● What this task involves: Would you return all of this data exactly, leaving nothing out?

Some records
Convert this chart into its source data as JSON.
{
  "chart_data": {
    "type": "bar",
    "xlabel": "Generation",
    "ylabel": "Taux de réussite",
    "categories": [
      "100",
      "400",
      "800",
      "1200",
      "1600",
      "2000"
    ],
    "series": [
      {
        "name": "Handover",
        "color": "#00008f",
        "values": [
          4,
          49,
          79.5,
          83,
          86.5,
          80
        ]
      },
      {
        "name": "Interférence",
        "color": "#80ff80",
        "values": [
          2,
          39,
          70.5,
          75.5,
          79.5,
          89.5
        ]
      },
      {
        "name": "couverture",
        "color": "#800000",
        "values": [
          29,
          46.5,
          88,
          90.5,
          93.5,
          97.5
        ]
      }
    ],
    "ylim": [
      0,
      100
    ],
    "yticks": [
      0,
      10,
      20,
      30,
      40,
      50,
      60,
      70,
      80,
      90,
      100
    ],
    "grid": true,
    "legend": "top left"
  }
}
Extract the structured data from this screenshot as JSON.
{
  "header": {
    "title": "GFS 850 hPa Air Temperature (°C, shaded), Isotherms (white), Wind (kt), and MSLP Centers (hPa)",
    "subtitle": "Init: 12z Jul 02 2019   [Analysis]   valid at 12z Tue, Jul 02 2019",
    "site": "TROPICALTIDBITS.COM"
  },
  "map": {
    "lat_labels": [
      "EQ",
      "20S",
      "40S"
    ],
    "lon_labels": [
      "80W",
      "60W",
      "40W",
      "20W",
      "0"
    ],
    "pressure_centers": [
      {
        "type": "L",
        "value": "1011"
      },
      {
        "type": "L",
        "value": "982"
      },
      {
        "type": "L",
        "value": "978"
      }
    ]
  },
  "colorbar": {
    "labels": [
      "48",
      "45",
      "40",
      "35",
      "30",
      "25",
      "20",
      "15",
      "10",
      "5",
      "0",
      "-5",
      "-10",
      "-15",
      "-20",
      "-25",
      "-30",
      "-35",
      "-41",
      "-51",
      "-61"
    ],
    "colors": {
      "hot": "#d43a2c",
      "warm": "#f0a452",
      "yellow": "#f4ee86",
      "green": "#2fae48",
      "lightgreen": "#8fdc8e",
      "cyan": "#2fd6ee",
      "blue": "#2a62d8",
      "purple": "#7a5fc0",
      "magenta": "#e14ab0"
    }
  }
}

● Answer for the task:
Convert this chart into its source data as JSON.
{
  "chart_data": {
    "type": "bar",
    "xlabel": "Generation",
    "ylabel": "Taux de réussite",
    "categories": [
      "100",
      "400",
      "800",
      "1200",
      "1600",
      "2000"
    ],
    "series": [
      {
        "name": "Handover",
        "color": "#00008f",
        "values": [
          4,
          49,
          79.5,
          83,
          86.5,
          80
        ]
      },
      {
        "name": "Interférence",
        "color": "#80ff80",
        "values": [
          2,
          39,
          70.5,
          75.5,
          79.5,
          89.5
        ]
      },
      {
        "name": "couverture",
        "color": "#800000",
        "values": [
          29,
          46.5,
          88,
          90.5,
          93.5,
          97.5
        ]
      }
    ],
    "ylim": [
      0,
      100
    ],
    "yticks": [
      0,
      10,
      20,
      30,
      40,
      50,
      60,
      70,
      80,
      90,
      100
    ],
    "grid": true,
    "legend": "top left"
  }
}
Extract the structured data from this screenshot as JSON.
{
  "header": {
    "title": "GFS 850 hPa Air Temperature (°C, shaded), Isotherms (white), Wind (kt), and MSLP Centers (hPa)",
    "subtitle": "Init: 12z Jul 02 2019   [Analysis]   valid at 12z Tue, Jul 02 2019",
    "site": "TROPICALTIDBITS.COM"
  },
  "map": {
    "lat_labels": [
      "EQ",
      "20S",
      "40S"
    ],
    "lon_labels": [
      "80W",
      "60W",
      "40W",
      "20W",
      "0"
    ],
    "pressure_centers": [
      {
        "type": "L",
        "value": "1011"
      },
      {
        "type": "L",
        "value": "982"
      },
      {
        "type": "L",
        "value": "978"
      }
    ]
  },
  "colorbar": {
    "labels": [
      "48",
      "45",
      "40",
      "35",
      "30",
      "25",
      "20",
      "15",
      "10",
      "5",
      "0",
      "-5",
      "-10",
      "-15",
      "-20",
      "-25",
      "-30",
      "-35",
      "-41",
      "-51",
      "-61"
    ],
    "colors": {
      "hot": "#d43a2c",
      "warm": "#f0a452",
      "yellow": "#f4ee86",
      "green": "#2fae48",
      "lightgreen": "#8fdc8e",
      "cyan": "#2fd6ee",
      "blue": "#2a62d8",
      "purple": "#7a5fc0",
      "magenta": "#e14ab0"
    }
  }
}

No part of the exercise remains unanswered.